[Records from a collection of figures]

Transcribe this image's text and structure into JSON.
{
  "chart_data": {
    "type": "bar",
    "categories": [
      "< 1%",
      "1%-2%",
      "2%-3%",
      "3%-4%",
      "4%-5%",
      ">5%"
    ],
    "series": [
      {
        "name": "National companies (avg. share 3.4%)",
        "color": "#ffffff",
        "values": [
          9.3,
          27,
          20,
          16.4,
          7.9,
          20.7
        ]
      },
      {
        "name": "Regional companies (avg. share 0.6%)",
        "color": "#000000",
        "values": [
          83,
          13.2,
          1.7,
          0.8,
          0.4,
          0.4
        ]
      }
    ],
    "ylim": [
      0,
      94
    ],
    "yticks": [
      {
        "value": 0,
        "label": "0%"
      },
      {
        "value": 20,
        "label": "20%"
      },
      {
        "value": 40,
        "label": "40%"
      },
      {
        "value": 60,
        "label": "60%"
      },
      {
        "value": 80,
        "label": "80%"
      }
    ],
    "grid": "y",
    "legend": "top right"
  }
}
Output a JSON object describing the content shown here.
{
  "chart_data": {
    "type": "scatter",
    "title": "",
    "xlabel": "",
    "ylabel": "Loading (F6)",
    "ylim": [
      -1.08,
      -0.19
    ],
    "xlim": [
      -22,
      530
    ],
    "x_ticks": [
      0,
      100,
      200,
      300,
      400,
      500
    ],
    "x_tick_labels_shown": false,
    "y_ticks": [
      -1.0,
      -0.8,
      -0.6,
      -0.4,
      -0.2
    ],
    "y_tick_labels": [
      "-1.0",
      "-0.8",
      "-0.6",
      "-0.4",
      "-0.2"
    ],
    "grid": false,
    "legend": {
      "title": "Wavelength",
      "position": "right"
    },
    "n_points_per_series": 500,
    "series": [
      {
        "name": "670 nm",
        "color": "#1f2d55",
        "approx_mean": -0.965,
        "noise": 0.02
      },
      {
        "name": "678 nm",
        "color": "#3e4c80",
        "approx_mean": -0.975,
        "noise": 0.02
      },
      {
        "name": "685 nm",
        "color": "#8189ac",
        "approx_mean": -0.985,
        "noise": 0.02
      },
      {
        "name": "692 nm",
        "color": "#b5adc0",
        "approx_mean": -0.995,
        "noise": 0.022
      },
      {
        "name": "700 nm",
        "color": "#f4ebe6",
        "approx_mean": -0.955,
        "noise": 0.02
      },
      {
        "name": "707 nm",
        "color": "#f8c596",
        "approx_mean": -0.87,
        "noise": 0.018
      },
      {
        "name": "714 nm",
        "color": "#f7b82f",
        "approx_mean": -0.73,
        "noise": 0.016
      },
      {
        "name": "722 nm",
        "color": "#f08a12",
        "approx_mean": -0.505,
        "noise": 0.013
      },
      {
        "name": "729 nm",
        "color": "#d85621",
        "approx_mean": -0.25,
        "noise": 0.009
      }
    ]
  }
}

[Work instructions]: Return all of the data word for word.

[Finished task]:
Transcribe this image's text and structure into JSON.
{
  "chart_data": {
    "type": "bar",
    "categories": [
      "< 1%",
      "1%-2%",
      "2%-3%",
      "3%-4%",
      "4%-5%",
      ">5%"
    ],
    "series": [
      {
        "name": "National companies (avg. share 3.4%)",
        "color": "#ffffff",
        "values": [
          9.3,
          27,
          20,
          16.4,
          7.9,
          20.7
        ]
      },
      {
        "name": "Regional companies (avg. share 0.6%)",
        "color": "#000000",
        "values": [
          83,
          13.2,
          1.7,
          0.8,
          0.4,
          0.4
        ]
      }
    ],
    "ylim": [
      0,
      94
    ],
    "yticks": [
      {
        "value": 0,
        "label": "0%"
      },
      {
        "value": 20,
        "label": "20%"
      },
      {
        "value": 40,
        "label": "40%"
      },
      {
        "value": 60,
        "label": "60%"
      },
      {
        "value": 80,
        "label": "80%"
      }
    ],
    "grid": "y",
    "legend": "top right"
  }
}
Output a JSON object describing the content shown here.
{
  "chart_data": {
    "type": "scatter",
    "title": "",
    "xlabel": "",
    "ylabel": "Loading (F6)",
    "ylim": [
      -1.08,
      -0.19
    ],
    "xlim": [
      -22,
      530
    ],
    "x_ticks": [
      0,
      100,
      200,
      300,
      400,
      500
    ],
    "x_tick_labels_shown": false,
    "y_ticks": [
      -1.0,
      -0.8,
      -0.6,
      -0.4,
      -0.2
    ],
    "y_tick_labels": [
      "-1.0",
      "-0.8",
      "-0.6",
      "-0.4",
      "-0.2"
    ],
    "grid": false,
    "legend": {
      "title": "Wavelength",
      "position": "right"
    },
    "n_points_per_series": 500,
    "series": [
      {
        "name": "670 nm",
        "color": "#1f2d55",
        "approx_mean": -0.965,
        "noise": 0.02
      },
      {
        "name": "678 nm",
        "color": "#3e4c80",
        "approx_mean": -0.975,
        "noise": 0.02
      },
      {
        "name": "685 nm",
        "color": "#8189ac",
        "approx_mean": -0.985,
        "noise": 0.02
      },
      {
        "name": "692 nm",
        "color": "#b5adc0",
        "approx_mean": -0.995,
        "noise": 0.022
      },
      {
        "name": "700 nm",
        "color": "#f4ebe6",
        "approx_mean": -0.955,
        "noise": 0.02
      },
      {
        "name": "707 nm",
        "color": "#f8c596",
        "approx_mean": -0.87,
        "noise": 0.018
      },
      {
        "name": "714 nm",
        "color": "#f7b82f",
        "approx_mean": -0.73,
        "noise": 0.016
      },
      {
        "name": "722 nm",
        "color": "#f08a12",
        "approx_mean": -0.505,
        "noise": 0.013
      },
      {
        "name": "729 nm",
        "color": "#d85621",
        "approx_mean": -0.25,
        "noise": 0.009
      }
    ]
  }
}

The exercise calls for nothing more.